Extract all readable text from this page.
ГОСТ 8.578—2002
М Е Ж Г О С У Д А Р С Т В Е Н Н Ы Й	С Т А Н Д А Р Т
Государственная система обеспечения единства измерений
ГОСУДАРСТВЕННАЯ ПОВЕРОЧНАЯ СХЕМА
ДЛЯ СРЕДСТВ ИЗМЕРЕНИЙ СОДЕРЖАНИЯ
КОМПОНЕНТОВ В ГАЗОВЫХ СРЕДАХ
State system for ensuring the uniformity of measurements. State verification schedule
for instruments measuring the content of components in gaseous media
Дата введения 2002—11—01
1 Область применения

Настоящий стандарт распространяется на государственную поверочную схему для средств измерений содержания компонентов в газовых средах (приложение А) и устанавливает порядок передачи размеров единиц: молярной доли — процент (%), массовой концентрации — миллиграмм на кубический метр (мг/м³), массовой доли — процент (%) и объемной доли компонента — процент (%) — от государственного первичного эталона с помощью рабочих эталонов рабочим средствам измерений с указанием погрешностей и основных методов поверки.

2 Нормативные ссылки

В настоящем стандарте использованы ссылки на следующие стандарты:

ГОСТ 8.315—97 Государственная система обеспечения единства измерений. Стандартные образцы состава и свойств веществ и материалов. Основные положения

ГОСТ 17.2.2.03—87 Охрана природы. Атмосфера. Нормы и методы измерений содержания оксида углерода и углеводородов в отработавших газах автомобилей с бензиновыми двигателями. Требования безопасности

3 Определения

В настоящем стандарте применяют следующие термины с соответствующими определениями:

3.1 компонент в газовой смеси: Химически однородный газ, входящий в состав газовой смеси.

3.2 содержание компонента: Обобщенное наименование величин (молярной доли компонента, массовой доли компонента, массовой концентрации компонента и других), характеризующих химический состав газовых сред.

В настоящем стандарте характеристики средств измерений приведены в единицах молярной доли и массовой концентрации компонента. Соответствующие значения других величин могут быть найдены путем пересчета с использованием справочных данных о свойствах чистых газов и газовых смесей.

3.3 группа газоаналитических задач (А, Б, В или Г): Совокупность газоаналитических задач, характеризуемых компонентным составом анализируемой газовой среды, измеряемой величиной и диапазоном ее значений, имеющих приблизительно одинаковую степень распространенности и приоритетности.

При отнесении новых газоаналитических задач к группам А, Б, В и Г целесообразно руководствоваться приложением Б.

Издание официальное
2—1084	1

--

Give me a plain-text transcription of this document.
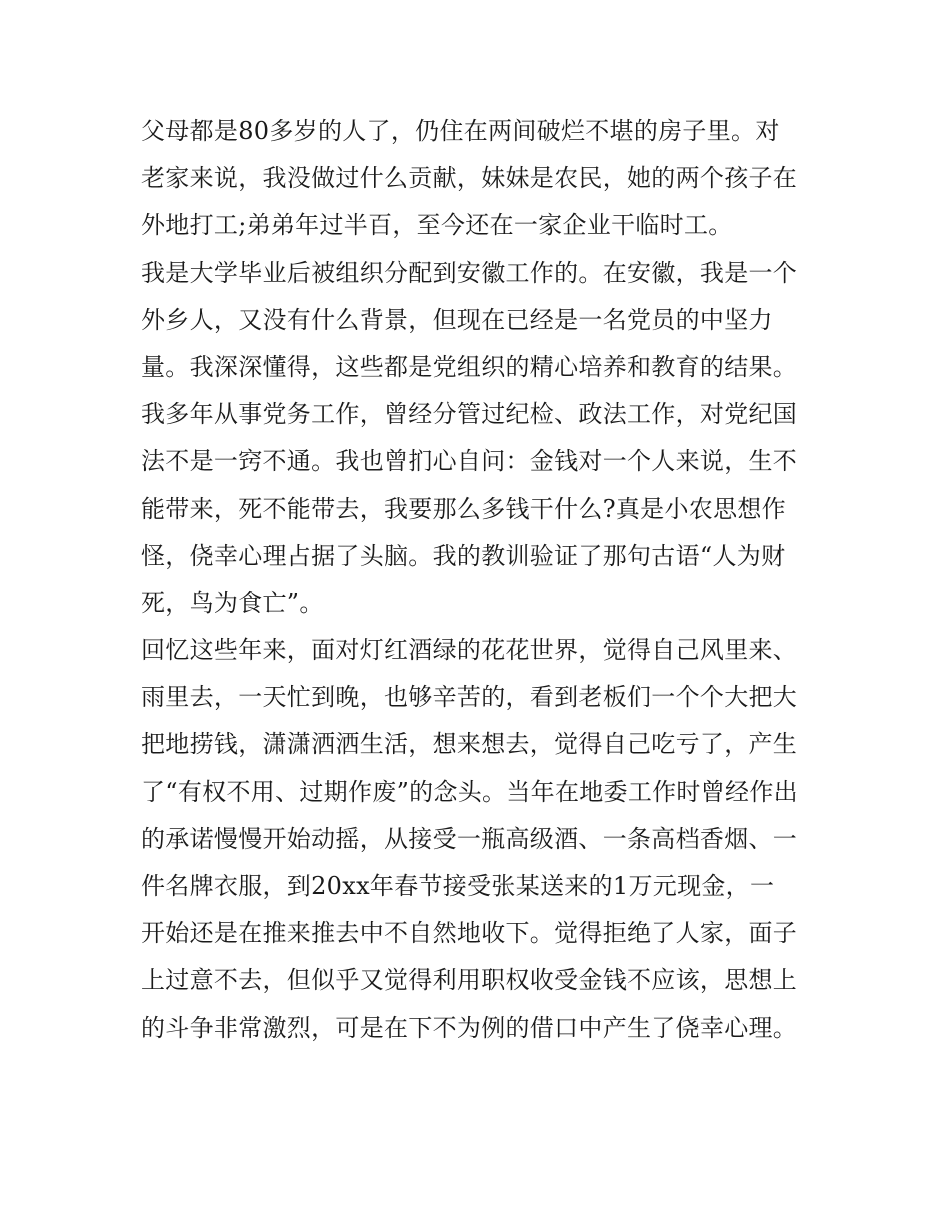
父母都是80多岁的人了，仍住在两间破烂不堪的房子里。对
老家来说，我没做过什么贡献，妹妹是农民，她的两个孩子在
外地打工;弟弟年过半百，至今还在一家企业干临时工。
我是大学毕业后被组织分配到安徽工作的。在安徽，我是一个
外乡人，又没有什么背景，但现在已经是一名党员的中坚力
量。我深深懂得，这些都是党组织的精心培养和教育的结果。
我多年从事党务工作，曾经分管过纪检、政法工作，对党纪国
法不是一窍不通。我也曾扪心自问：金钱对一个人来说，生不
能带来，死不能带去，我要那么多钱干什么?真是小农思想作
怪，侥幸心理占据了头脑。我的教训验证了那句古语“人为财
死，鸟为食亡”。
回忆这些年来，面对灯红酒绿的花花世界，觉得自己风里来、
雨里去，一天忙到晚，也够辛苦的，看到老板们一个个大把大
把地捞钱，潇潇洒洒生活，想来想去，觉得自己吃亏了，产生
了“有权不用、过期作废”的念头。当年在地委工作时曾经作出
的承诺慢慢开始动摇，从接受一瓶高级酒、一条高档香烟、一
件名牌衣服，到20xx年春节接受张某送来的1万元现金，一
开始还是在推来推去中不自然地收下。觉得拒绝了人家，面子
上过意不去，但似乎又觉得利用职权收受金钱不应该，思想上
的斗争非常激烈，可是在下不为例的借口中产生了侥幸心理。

> [Exercise brief]
Spot every line that holds "ссылки" and copy it.

> [Task answer]
2 Нормативные ссылки
В настоящем стандарте использованы ссылки на следующие стандарты:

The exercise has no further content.